_STORED RECORDS_:
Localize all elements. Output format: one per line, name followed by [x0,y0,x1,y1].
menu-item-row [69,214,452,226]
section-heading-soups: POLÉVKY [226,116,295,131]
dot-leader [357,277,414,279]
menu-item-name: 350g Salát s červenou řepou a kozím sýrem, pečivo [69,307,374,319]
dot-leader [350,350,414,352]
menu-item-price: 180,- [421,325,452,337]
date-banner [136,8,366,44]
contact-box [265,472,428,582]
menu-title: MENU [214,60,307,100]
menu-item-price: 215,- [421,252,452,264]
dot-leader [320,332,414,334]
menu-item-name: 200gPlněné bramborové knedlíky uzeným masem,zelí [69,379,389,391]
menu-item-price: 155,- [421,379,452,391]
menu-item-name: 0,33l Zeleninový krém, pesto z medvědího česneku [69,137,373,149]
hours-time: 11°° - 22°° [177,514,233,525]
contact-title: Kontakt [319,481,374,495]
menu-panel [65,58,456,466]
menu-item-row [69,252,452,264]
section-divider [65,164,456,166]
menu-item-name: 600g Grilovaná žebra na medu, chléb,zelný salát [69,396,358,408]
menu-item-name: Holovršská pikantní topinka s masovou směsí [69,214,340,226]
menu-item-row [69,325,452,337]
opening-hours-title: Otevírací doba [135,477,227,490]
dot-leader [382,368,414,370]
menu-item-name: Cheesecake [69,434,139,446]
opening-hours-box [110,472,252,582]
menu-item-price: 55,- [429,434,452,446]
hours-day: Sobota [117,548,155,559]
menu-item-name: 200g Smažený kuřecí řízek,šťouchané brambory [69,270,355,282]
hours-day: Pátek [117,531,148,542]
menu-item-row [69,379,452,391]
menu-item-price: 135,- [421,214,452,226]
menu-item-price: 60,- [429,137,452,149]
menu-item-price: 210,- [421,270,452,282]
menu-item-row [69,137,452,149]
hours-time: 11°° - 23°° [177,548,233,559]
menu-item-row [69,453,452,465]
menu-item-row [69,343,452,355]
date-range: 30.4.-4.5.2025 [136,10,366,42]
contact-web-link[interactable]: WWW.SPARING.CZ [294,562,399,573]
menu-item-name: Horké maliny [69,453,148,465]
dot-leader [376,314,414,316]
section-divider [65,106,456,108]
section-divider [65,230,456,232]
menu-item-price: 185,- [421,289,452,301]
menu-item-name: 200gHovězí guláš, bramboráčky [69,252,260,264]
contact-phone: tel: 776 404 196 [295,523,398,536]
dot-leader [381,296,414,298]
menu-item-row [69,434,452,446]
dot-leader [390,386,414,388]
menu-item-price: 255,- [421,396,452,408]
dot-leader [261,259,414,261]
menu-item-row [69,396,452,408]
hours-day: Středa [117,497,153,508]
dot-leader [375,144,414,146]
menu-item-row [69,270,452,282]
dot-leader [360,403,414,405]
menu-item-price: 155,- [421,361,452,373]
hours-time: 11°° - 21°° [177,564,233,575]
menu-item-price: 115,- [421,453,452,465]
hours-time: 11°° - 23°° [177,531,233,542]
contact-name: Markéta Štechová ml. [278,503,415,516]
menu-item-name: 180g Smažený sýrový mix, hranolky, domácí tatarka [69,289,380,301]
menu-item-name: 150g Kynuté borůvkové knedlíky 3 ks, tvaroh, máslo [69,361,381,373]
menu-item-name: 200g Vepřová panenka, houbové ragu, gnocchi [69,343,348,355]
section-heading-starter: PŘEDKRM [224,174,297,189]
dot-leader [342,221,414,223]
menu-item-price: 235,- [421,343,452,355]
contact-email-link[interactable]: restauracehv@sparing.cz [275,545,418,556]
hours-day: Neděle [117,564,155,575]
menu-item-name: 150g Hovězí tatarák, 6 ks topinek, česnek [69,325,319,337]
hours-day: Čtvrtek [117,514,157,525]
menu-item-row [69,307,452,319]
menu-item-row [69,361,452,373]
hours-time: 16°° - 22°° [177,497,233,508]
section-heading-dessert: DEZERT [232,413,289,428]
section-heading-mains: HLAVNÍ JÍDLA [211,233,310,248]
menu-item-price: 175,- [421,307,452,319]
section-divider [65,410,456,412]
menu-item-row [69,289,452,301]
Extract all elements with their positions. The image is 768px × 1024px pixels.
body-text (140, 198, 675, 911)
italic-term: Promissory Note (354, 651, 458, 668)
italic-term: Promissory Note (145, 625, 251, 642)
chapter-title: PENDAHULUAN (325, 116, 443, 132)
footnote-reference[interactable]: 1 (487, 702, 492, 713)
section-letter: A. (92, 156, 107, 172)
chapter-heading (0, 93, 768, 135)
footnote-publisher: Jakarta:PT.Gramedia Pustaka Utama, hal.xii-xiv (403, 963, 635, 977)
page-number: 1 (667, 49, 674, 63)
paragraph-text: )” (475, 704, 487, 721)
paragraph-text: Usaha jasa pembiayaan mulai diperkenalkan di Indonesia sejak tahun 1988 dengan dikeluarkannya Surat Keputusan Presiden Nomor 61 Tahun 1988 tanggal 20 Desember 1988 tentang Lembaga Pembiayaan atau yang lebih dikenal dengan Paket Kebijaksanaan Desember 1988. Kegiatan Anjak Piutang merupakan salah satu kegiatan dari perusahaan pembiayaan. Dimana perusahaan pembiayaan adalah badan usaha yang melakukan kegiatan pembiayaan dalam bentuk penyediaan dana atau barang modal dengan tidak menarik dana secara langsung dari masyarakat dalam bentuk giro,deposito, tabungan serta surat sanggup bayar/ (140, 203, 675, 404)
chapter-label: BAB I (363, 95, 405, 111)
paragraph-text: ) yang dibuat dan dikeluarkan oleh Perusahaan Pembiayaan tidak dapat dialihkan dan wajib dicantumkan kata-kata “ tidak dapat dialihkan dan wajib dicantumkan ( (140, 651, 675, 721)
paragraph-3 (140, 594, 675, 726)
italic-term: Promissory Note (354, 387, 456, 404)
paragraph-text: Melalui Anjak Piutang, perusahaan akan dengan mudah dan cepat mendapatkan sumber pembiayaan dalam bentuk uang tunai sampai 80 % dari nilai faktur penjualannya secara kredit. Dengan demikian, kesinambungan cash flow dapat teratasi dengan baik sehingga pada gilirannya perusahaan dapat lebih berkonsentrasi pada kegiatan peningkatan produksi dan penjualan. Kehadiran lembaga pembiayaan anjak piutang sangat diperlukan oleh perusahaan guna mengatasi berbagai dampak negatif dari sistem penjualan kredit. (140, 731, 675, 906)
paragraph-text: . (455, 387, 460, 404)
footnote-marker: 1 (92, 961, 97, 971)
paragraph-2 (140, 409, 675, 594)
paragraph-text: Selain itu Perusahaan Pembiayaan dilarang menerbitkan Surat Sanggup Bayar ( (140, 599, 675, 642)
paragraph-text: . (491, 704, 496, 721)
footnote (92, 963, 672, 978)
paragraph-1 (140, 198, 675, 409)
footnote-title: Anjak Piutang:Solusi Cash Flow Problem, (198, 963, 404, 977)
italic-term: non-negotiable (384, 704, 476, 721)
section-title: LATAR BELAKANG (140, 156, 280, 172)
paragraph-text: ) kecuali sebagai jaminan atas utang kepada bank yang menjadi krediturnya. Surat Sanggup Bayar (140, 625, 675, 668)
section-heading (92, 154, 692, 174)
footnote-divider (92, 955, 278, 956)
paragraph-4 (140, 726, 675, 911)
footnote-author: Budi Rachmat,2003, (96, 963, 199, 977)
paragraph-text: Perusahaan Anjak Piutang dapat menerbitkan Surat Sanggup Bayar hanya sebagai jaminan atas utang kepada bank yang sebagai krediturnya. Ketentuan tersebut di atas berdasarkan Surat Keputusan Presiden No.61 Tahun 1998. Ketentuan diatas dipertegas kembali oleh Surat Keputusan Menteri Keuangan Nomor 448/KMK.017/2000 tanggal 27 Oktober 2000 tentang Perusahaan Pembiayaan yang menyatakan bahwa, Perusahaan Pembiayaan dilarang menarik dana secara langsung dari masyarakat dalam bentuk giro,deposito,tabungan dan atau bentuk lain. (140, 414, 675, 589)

_SHORT TASK_:
Copy the lines of the material verbatim, starting with its first line and going on through the line with "contact-box [265,472,428,582]".

_ANSWER TO THIS PROBLEM_:
Localize all elements. Output format: one per line, name followed by [x0,y0,x1,y1].
menu-item-row [69,214,452,226]
section-heading-soups: POLÉVKY [226,116,295,131]
dot-leader [357,277,414,279]
menu-item-name: 350g Salát s červenou řepou a kozím sýrem, pečivo [69,307,374,319]
dot-leader [350,350,414,352]
menu-item-price: 180,- [421,325,452,337]
date-banner [136,8,366,44]
contact-box [265,472,428,582]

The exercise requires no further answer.